Brief | Copy the Grimwild overview from "So who is Grimwild" up to and including "push the story.", substituting "Starfinder" for "Pathfinder".

Page text |
+-------+

The goal with Grimwild is simple. Take D&D-inspired heroic fantasy, with its 12 classes and super tropey monsters, and match it up with a super fast, cinematic narrative rules system.

  • The rules are concerned with the dramatic over the realistic, and minimizing detailed tracking.
  • The game is very low-prep for the GM. The fiction maps to the rules simply, on-the-fly.
  • Designed to run in your own setting (or a published one), or use our pointcrawl exploration system and collaborative worldbuilding to create emergent storylines.
  • Characters earn bonus dice for pursuing self-set goals, pushing the story in the direction they want.
  • The GM is given a clear GM framework of principles and moves to run the game by.
  • Get strong player buy-in with the adventuring party creation system and creative freedom for the players.
  • The rules create fluid action and gets rid of the mechanical slog that bogs down D&D.
  • And all of this with GREAT ART from artist Per Janke, creating a consistent vision throughout the book.

So who is Grimwild for?

  • D&D 3.5E, 5E and Pathfinder players will appreciate the low-GM prep, easy-to-learn mechanics, and the focus on character goals and letting players push the story.
  • OSR/NSR players will enjoy the straightforward resolution system, sandbox-friendly gameplay, and ease of adapting modules from other systems. Lots of rollable tables help as well.
  • Narrative game players will like the fiction-first resolution system, with a focus on player agency, and narrative currency that fuels drama.

Key Features

Grimwild has a lot going on inside, but here's an overview of big-picture stuff. We'll talk about mechanics later.

+-------+

Recorded information |
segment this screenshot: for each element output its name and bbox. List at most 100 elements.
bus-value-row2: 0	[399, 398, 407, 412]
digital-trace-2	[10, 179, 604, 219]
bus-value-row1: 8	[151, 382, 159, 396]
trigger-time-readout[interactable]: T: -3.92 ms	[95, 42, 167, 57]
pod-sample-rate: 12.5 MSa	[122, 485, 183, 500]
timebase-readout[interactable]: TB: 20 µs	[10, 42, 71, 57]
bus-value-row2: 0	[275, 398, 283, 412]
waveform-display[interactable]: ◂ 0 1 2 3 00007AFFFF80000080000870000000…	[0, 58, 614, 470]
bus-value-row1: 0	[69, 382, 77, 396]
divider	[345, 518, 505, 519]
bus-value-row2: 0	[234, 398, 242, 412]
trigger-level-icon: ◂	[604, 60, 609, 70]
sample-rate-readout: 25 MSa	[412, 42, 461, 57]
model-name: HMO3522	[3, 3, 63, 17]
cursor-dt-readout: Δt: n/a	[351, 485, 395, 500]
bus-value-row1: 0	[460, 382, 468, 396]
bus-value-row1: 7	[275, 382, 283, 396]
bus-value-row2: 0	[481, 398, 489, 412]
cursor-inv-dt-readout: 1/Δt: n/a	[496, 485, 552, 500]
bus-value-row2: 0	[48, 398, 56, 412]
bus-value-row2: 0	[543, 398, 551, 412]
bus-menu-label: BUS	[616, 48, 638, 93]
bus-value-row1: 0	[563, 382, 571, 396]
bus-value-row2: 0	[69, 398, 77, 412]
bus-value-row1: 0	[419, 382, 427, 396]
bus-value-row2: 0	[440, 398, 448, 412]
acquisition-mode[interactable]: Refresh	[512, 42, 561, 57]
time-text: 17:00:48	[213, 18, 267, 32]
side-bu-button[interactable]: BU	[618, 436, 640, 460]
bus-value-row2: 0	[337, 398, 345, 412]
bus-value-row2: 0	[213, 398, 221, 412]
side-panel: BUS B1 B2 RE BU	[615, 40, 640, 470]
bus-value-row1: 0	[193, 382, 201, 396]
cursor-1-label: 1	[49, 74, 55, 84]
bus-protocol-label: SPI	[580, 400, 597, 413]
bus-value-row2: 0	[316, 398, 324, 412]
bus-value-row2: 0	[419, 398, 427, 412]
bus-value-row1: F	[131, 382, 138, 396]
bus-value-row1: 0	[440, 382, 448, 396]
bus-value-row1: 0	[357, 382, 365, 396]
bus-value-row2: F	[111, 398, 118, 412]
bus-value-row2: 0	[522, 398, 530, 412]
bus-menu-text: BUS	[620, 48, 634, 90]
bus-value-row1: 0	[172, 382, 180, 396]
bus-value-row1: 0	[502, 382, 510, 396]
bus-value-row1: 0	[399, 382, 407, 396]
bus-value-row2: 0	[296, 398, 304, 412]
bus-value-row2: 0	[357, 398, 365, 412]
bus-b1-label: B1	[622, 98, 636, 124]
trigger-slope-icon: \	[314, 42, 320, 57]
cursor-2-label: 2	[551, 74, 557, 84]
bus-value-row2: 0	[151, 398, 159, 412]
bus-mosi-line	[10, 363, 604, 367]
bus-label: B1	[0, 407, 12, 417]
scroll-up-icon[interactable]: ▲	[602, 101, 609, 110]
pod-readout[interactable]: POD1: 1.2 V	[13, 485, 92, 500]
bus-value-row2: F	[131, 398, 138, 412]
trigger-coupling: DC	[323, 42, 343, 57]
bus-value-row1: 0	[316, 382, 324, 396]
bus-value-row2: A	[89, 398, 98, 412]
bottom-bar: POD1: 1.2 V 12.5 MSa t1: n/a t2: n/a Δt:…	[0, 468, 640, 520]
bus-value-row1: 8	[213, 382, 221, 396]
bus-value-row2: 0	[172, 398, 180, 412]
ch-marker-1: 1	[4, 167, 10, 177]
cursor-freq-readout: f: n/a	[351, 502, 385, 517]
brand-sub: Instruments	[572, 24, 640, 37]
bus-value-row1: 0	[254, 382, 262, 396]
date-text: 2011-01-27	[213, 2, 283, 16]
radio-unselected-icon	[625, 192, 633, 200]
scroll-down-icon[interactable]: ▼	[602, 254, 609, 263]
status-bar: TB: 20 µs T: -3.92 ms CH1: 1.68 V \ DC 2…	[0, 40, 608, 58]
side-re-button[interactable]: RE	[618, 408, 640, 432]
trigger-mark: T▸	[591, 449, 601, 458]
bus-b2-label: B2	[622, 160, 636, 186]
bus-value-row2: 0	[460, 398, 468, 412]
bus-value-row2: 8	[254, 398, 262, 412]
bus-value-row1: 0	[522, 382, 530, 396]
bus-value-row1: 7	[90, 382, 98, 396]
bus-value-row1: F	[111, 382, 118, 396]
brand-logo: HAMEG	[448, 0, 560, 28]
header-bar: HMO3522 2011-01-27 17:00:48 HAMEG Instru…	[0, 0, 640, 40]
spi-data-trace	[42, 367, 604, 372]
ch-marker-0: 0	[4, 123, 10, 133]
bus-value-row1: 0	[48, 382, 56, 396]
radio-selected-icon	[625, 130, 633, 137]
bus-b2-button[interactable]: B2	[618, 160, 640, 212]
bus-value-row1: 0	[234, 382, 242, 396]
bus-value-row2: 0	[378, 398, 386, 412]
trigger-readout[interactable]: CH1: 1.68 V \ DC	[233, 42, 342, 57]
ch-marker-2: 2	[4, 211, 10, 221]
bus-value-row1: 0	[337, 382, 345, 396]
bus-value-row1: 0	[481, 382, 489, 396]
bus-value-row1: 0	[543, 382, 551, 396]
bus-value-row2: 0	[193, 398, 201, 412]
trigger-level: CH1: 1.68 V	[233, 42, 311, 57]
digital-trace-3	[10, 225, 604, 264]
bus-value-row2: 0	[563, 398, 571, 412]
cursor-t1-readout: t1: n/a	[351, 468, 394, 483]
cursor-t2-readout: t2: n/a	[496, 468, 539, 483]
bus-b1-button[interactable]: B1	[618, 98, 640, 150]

+-------+

Exercise output |
So who is Grimwild for?

  • D&D 3.5E, 5E and Starfinder players will appreciate the low-GM prep, easy-to-learn mechanics, and the focus on character goals and letting players push the story.